[BEGIN INPUT]

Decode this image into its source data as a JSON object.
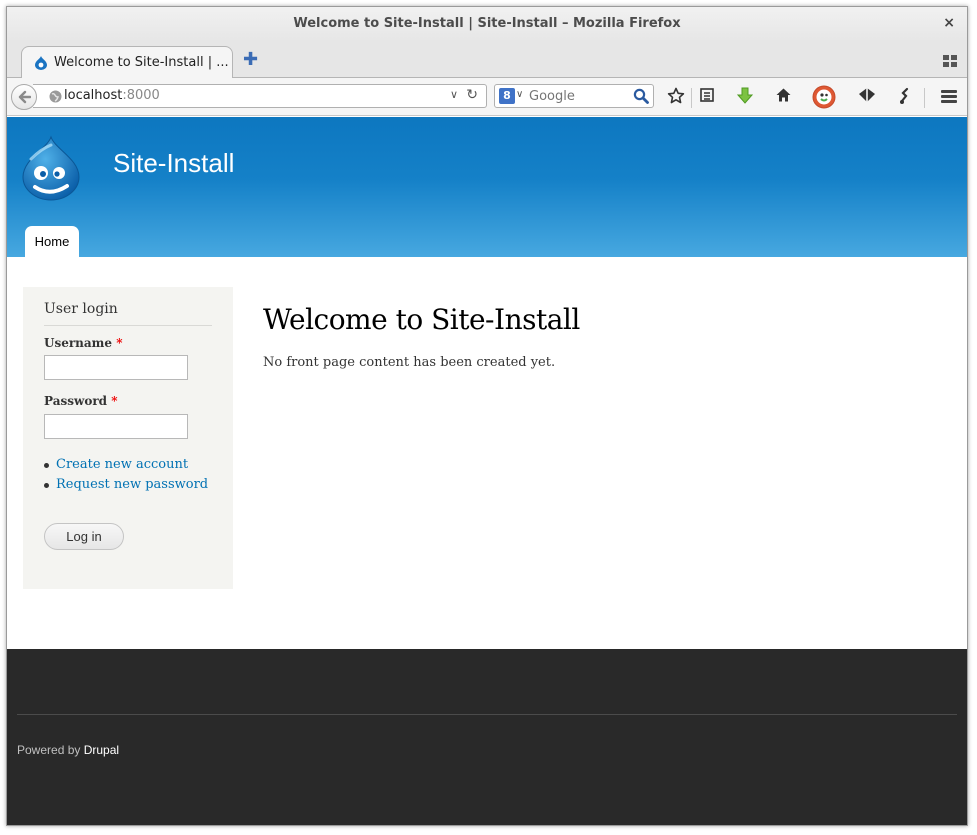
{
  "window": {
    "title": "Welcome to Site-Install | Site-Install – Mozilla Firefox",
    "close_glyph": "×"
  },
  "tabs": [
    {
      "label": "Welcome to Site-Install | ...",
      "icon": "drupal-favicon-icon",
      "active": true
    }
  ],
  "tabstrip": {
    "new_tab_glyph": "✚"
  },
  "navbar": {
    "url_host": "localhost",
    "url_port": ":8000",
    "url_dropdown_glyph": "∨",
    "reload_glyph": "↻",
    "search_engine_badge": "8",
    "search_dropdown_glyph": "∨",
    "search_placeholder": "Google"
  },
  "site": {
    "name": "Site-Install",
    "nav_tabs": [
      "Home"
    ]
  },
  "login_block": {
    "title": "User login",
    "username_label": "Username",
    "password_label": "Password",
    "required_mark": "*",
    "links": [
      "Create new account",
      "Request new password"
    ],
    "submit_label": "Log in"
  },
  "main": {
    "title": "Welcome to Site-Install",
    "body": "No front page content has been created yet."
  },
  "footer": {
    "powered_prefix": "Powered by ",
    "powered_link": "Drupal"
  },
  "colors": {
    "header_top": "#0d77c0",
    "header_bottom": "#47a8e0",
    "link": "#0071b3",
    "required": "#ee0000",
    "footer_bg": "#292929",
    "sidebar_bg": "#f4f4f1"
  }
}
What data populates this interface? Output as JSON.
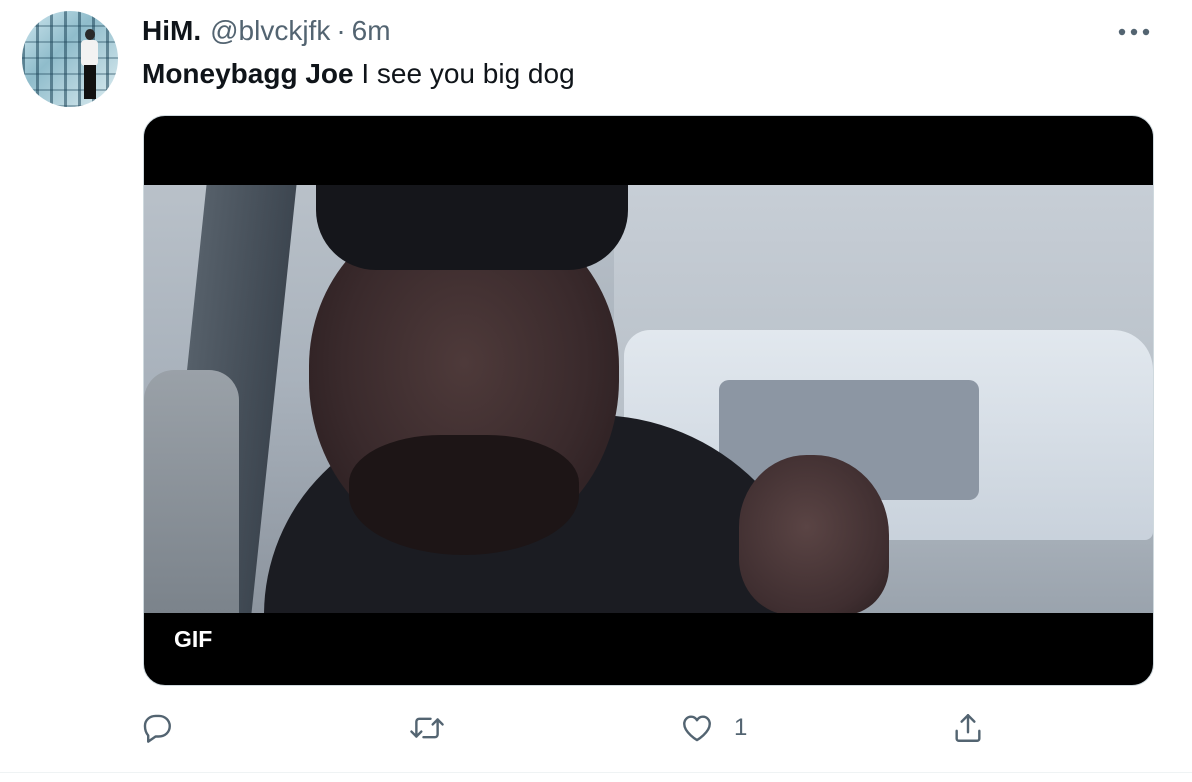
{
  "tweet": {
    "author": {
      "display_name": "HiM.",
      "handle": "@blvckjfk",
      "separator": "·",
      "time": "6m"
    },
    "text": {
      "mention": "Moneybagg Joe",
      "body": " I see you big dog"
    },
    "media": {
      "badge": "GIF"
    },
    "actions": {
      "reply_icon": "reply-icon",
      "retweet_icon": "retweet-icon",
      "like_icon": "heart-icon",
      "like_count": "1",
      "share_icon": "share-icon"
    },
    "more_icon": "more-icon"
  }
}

[END INPUT]

STATED GOAL
Copy exactly, please, the lines that run from the line holding "What data populates" through the closing line of the material above, omitting every picture.

SOLUTION TO THIS EXERCISE
What data populates this interface? Output as JSON.
{
  "tweet": {
    "author": {
      "display_name": "HiM.",
      "handle": "@blvckjfk",
      "separator": "·",
      "time": "6m"
    },
    "text": {
      "mention": "Moneybagg Joe",
      "body": " I see you big dog"
    },
    "media": {
      "badge": "GIF"
    },
    "actions": {
      "reply_icon": "reply-icon",
      "retweet_icon": "retweet-icon",
      "like_icon": "heart-icon",
      "like_count": "1",
      "share_icon": "share-icon"
    },
    "more_icon": "more-icon"
  }
}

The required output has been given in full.